WRITTEN REQUEST:
Scan the entries below and report only how many lines contain "color".
──────── LISTED ENTRIES ────────
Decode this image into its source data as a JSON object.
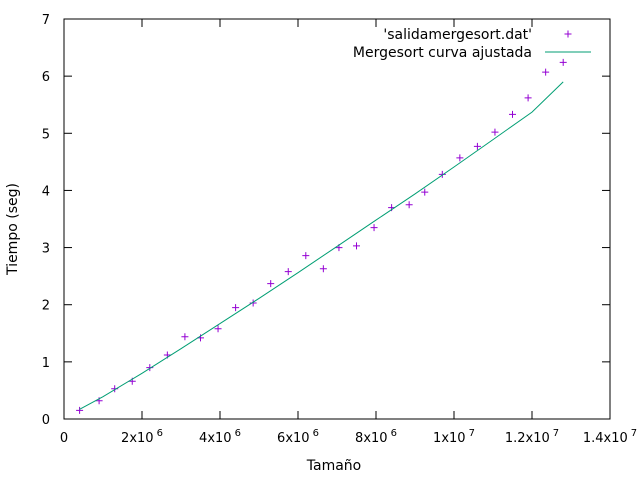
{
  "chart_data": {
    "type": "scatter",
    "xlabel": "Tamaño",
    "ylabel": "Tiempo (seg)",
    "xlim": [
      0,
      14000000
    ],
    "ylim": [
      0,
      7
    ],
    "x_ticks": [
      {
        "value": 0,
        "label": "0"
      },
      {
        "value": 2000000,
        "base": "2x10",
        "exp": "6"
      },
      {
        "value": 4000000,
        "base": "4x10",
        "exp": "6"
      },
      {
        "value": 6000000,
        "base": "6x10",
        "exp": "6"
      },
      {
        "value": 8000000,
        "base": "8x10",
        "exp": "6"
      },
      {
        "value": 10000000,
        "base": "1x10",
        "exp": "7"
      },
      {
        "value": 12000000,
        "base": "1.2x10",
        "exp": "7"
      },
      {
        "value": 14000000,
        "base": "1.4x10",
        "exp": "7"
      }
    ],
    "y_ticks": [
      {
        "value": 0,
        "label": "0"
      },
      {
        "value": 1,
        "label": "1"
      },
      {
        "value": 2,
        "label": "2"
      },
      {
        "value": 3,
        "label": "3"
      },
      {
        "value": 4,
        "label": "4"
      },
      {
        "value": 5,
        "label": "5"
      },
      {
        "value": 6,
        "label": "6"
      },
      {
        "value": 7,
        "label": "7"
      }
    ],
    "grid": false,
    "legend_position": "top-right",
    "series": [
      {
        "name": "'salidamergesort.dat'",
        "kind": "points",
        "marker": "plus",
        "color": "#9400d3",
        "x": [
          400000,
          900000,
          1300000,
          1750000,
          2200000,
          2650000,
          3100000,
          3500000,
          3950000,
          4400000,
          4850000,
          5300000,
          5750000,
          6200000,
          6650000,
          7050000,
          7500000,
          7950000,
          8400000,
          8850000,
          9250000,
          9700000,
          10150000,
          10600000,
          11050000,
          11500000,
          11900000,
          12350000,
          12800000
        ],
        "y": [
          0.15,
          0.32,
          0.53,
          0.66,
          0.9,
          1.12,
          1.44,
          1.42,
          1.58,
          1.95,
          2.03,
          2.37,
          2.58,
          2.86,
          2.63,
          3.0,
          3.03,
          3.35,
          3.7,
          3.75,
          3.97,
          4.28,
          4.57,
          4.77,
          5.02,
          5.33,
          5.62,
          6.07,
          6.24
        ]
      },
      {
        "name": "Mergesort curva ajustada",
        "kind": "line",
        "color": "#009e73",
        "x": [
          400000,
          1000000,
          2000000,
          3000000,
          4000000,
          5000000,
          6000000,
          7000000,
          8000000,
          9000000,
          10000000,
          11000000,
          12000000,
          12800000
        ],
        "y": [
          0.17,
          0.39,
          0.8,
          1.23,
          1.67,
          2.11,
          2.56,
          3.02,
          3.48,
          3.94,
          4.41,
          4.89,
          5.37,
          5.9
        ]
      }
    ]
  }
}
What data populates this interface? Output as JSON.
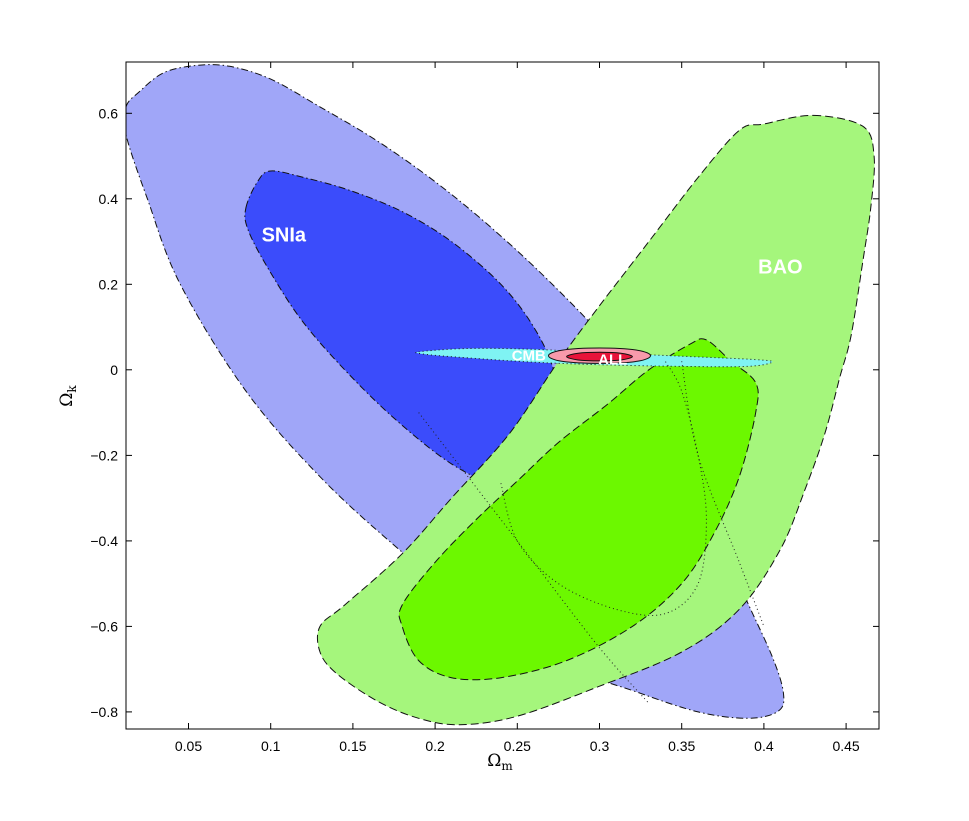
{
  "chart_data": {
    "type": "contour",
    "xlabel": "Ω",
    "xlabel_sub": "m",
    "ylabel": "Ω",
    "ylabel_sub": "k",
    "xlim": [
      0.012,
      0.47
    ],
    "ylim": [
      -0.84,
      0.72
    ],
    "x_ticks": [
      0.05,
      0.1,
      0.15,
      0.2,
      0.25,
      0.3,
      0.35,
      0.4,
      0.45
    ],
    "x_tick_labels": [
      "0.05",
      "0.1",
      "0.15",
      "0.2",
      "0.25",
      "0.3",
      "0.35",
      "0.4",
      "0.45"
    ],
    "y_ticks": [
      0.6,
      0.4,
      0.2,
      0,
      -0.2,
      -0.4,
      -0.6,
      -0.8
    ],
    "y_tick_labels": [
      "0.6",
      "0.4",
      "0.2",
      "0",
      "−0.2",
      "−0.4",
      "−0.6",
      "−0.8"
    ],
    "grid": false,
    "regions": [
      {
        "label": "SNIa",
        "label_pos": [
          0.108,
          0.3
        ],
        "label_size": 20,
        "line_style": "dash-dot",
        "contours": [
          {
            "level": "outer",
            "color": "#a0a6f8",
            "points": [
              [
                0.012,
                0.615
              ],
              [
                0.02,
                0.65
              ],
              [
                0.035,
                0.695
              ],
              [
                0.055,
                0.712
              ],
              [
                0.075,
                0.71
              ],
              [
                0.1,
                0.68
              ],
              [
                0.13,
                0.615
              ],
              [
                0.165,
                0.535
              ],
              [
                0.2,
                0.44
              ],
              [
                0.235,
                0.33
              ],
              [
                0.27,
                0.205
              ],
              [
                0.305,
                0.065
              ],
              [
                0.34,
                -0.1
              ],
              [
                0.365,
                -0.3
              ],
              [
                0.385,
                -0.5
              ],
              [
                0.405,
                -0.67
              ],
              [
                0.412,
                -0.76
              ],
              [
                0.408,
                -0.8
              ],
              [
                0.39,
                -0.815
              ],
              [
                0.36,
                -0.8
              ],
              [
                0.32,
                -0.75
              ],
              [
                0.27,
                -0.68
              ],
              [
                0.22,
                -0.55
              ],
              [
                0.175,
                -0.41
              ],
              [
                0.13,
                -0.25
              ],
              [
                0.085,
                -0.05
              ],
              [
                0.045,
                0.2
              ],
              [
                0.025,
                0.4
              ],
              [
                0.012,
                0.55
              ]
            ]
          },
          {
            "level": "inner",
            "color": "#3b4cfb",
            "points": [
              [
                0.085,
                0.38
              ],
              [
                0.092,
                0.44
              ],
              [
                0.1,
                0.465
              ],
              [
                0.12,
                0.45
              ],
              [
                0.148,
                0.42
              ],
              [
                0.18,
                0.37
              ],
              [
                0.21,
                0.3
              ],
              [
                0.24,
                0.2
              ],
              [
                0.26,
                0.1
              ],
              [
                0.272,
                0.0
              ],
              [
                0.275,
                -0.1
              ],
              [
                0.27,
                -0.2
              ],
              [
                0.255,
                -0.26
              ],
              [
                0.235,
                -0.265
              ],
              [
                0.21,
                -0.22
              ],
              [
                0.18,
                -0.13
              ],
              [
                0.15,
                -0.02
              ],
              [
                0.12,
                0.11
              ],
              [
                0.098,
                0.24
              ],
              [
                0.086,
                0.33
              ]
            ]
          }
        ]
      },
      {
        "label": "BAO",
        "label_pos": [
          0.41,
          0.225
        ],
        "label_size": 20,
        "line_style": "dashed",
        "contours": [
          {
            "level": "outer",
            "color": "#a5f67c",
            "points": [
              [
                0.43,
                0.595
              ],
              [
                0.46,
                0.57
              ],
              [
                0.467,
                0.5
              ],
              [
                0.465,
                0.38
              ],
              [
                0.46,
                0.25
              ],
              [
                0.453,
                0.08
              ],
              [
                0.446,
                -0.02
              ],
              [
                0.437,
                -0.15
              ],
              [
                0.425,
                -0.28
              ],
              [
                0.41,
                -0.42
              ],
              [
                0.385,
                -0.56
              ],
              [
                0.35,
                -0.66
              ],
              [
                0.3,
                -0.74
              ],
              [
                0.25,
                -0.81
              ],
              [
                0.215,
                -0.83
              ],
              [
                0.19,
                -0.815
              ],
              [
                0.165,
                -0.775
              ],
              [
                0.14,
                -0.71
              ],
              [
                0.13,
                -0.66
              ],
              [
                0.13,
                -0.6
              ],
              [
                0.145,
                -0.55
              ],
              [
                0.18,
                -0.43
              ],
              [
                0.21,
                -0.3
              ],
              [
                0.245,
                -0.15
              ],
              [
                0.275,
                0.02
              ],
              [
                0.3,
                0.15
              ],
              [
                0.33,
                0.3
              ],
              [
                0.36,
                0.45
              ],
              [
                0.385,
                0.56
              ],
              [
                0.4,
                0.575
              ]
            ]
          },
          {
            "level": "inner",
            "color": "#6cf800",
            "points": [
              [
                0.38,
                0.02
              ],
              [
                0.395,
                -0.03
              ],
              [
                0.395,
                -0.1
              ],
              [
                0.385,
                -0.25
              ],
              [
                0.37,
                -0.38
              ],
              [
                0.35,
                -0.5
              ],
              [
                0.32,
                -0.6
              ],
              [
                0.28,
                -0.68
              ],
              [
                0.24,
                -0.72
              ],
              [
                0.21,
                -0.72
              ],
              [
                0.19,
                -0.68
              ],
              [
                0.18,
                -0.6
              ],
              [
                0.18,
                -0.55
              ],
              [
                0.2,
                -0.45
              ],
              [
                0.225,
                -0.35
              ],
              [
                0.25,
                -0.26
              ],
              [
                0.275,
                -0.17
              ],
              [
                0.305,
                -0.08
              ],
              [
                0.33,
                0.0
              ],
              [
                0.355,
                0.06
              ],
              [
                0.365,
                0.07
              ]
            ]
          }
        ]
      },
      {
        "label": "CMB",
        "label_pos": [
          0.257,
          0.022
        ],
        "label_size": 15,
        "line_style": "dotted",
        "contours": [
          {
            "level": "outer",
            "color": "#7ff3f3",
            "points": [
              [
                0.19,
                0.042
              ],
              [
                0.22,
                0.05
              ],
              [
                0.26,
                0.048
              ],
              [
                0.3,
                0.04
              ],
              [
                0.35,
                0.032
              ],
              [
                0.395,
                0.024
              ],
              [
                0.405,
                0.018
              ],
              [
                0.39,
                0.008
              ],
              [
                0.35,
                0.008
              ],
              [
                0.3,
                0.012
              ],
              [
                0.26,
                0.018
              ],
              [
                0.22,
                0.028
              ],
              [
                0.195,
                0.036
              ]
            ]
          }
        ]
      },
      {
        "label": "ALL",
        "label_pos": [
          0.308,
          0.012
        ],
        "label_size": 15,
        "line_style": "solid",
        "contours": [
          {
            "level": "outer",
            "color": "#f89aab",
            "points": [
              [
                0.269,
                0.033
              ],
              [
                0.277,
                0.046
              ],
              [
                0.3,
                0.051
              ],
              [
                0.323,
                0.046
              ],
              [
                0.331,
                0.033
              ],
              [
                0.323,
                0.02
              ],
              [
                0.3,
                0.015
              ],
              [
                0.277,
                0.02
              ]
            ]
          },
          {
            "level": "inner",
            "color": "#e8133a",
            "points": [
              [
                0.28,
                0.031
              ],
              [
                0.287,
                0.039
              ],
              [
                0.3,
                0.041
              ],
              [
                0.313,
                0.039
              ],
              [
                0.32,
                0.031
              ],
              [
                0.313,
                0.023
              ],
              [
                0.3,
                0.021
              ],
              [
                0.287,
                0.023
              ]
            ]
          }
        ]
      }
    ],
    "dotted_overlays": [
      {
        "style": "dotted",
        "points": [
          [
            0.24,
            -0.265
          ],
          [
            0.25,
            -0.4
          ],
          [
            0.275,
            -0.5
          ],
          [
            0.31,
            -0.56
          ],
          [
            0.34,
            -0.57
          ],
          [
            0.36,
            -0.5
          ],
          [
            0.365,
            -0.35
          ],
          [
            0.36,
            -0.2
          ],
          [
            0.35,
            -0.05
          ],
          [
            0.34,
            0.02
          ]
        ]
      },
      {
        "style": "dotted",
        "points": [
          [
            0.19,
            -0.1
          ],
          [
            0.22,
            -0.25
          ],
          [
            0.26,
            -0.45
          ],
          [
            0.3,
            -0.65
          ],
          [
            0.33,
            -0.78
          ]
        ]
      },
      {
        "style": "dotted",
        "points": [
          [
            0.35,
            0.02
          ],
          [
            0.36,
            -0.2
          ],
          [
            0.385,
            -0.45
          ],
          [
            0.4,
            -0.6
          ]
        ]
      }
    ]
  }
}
────────
WRITTEN REPLY:
9